WHAT YOU ARE ASKED TO DO: Scan the lines below for the string "phần" and report how many lines contain it, giving only the number.

* START *

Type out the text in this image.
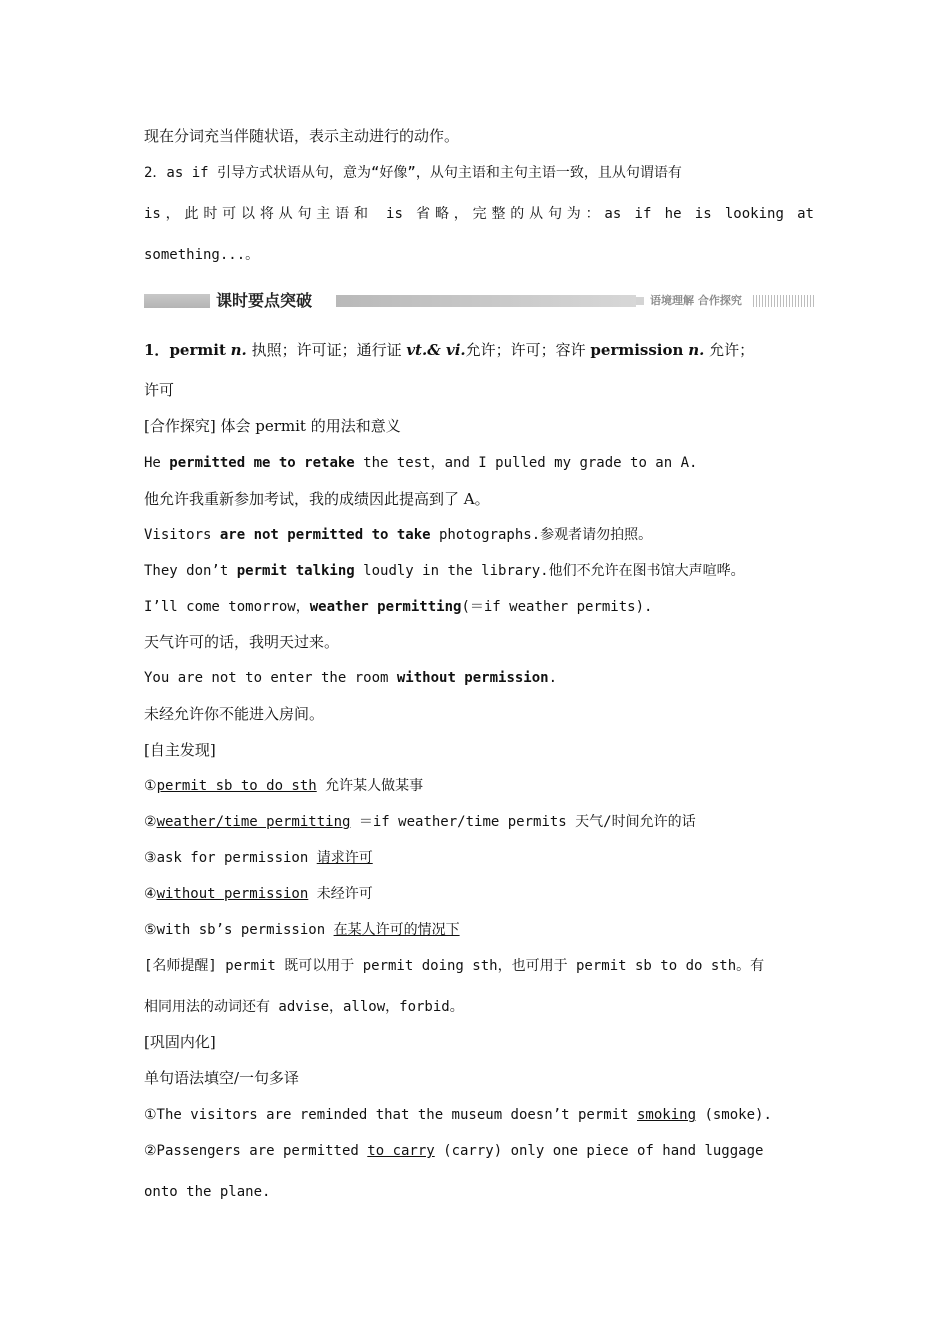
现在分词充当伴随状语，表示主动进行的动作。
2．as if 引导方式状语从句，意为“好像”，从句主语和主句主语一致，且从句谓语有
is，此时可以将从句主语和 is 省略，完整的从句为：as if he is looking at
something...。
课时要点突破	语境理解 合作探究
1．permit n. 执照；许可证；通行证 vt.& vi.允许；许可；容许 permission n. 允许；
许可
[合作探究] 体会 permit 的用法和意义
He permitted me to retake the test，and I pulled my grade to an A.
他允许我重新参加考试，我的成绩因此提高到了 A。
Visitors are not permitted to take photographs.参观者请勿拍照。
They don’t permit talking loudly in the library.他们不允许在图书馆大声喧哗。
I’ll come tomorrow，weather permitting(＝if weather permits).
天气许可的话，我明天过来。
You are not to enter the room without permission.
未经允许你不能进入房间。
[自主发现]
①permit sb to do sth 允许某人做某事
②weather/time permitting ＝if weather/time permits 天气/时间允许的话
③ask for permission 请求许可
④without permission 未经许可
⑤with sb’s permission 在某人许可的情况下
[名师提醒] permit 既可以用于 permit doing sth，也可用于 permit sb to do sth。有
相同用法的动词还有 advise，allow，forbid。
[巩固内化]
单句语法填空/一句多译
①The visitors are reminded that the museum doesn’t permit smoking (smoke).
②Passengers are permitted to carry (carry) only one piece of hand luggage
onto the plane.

* END *
* START *

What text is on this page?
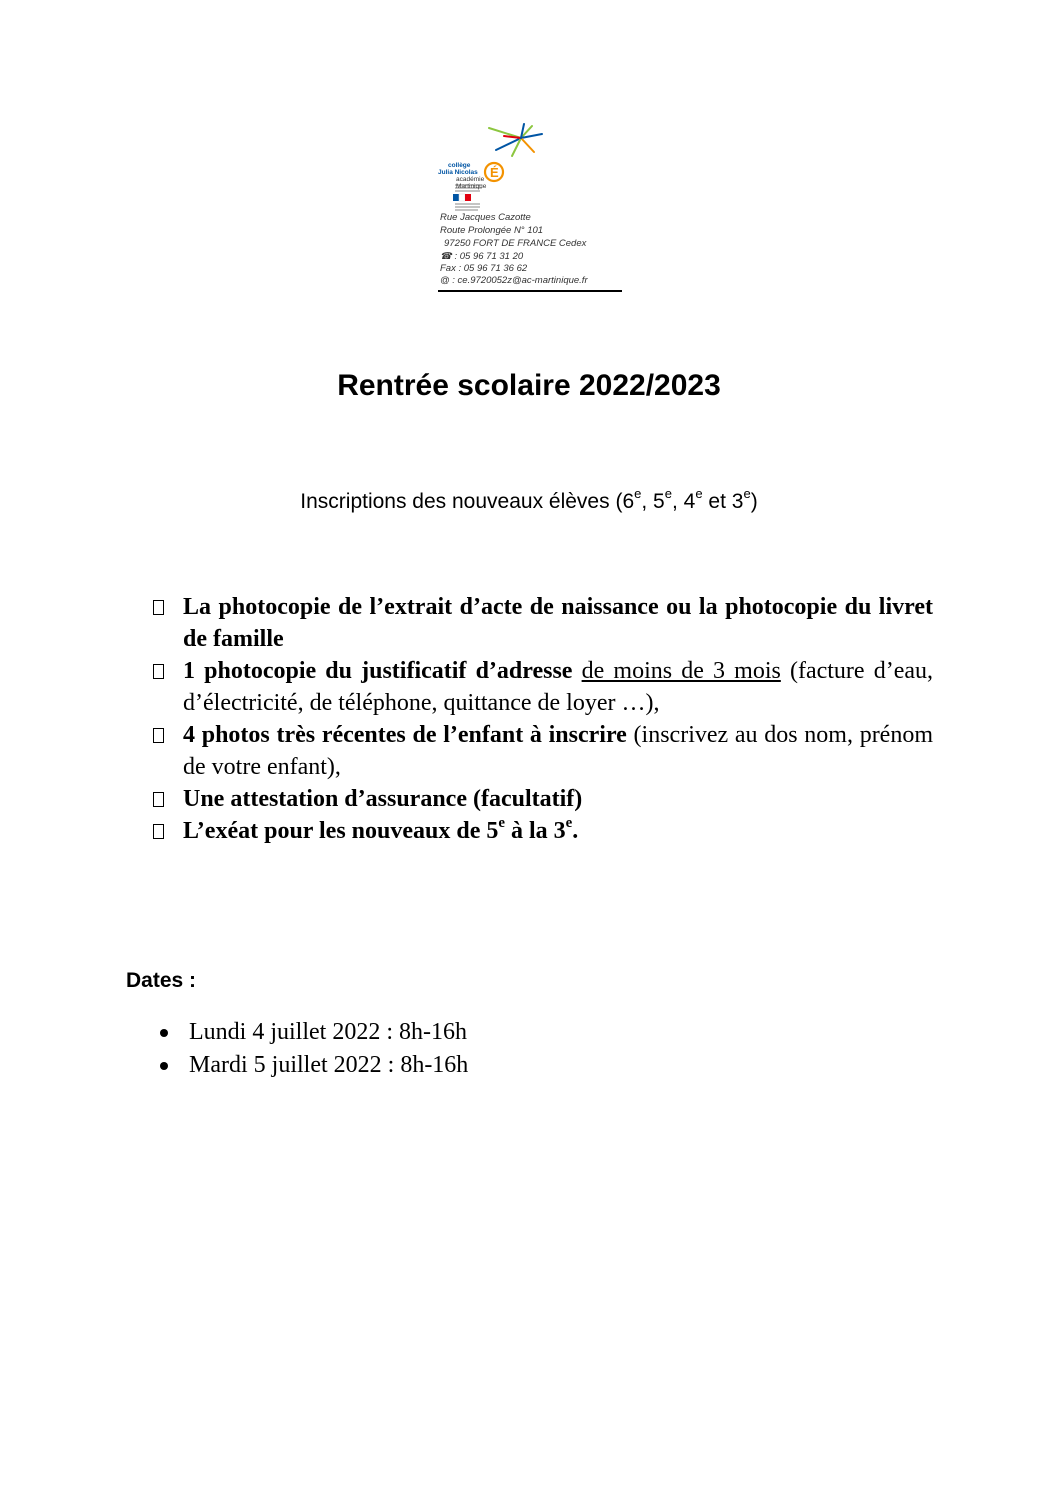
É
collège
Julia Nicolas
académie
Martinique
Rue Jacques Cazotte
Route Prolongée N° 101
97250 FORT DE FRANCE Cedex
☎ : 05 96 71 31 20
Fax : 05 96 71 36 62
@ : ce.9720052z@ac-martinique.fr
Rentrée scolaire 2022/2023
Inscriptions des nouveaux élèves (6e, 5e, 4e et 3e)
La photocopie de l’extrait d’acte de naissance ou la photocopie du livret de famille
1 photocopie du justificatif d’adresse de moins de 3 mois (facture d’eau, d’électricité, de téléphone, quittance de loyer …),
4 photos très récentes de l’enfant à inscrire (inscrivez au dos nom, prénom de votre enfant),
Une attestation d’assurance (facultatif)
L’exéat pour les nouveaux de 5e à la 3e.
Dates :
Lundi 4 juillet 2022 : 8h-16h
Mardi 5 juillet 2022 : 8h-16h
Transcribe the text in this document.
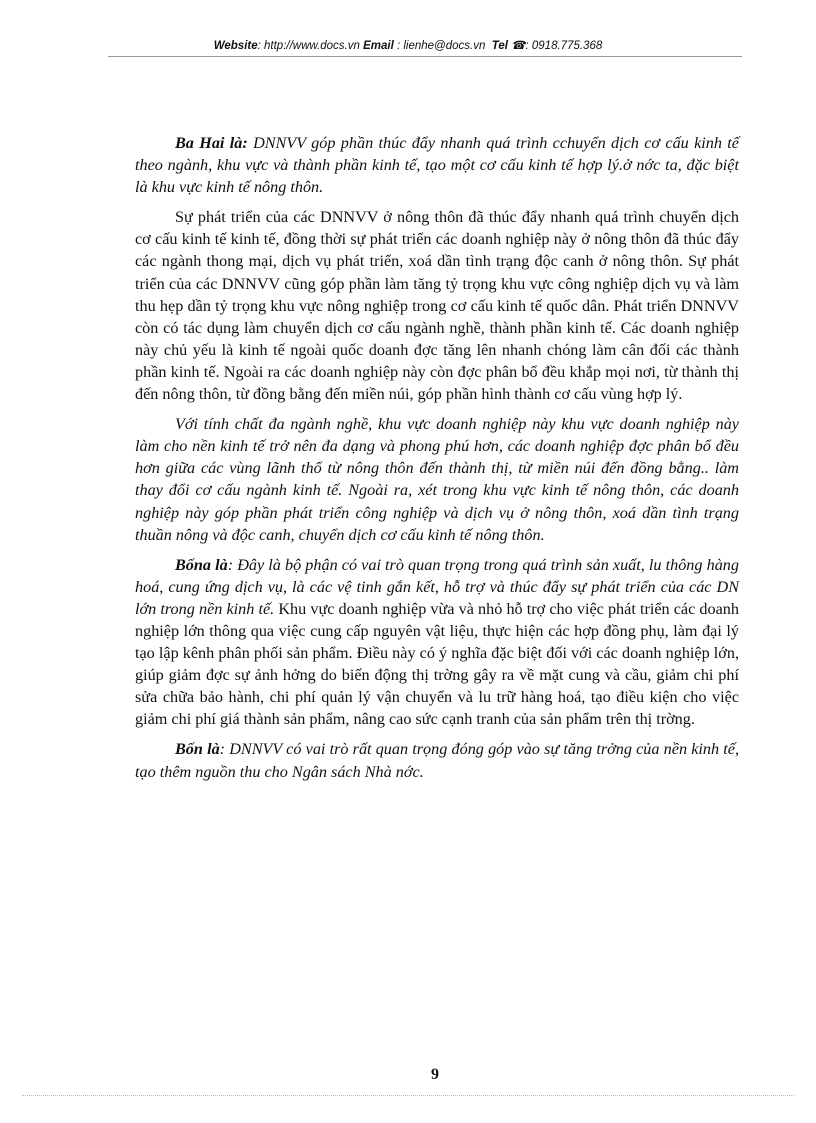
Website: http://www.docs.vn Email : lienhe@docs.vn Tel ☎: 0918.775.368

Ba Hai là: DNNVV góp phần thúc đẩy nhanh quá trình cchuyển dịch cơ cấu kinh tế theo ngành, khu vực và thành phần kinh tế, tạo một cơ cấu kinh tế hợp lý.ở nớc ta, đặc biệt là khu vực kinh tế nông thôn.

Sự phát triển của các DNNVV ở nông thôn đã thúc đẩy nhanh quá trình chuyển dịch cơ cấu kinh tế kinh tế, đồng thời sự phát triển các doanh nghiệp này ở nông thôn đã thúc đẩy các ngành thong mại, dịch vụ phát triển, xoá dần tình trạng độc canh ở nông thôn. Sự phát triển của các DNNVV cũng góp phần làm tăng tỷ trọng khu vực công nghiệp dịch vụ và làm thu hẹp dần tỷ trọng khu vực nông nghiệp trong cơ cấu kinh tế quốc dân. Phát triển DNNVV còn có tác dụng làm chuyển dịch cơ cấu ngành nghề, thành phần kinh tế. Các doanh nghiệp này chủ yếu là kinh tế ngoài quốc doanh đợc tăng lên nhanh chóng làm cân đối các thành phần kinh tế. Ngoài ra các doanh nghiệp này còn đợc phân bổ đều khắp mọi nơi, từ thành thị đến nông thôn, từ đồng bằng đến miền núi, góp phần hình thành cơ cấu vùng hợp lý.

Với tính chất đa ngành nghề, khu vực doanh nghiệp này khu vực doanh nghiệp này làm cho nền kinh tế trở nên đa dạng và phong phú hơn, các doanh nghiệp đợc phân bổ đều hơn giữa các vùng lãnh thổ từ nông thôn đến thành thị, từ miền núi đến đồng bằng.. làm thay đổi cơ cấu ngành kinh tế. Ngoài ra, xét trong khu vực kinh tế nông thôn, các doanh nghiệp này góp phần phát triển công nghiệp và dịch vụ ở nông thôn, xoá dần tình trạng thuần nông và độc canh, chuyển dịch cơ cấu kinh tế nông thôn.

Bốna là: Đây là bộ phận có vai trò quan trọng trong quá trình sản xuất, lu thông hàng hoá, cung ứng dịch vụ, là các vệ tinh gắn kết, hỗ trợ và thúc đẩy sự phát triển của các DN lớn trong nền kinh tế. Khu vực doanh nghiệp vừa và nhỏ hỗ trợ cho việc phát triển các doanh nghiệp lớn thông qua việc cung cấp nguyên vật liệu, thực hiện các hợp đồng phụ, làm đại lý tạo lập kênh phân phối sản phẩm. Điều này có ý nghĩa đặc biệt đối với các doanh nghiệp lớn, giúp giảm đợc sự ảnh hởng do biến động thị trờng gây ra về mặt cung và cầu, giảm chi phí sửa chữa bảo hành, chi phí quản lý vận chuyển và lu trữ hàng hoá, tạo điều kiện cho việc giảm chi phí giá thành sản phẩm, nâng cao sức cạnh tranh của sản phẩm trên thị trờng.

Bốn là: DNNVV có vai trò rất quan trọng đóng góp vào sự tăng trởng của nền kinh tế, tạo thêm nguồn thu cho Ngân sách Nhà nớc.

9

* END *

THE ANSWER: 3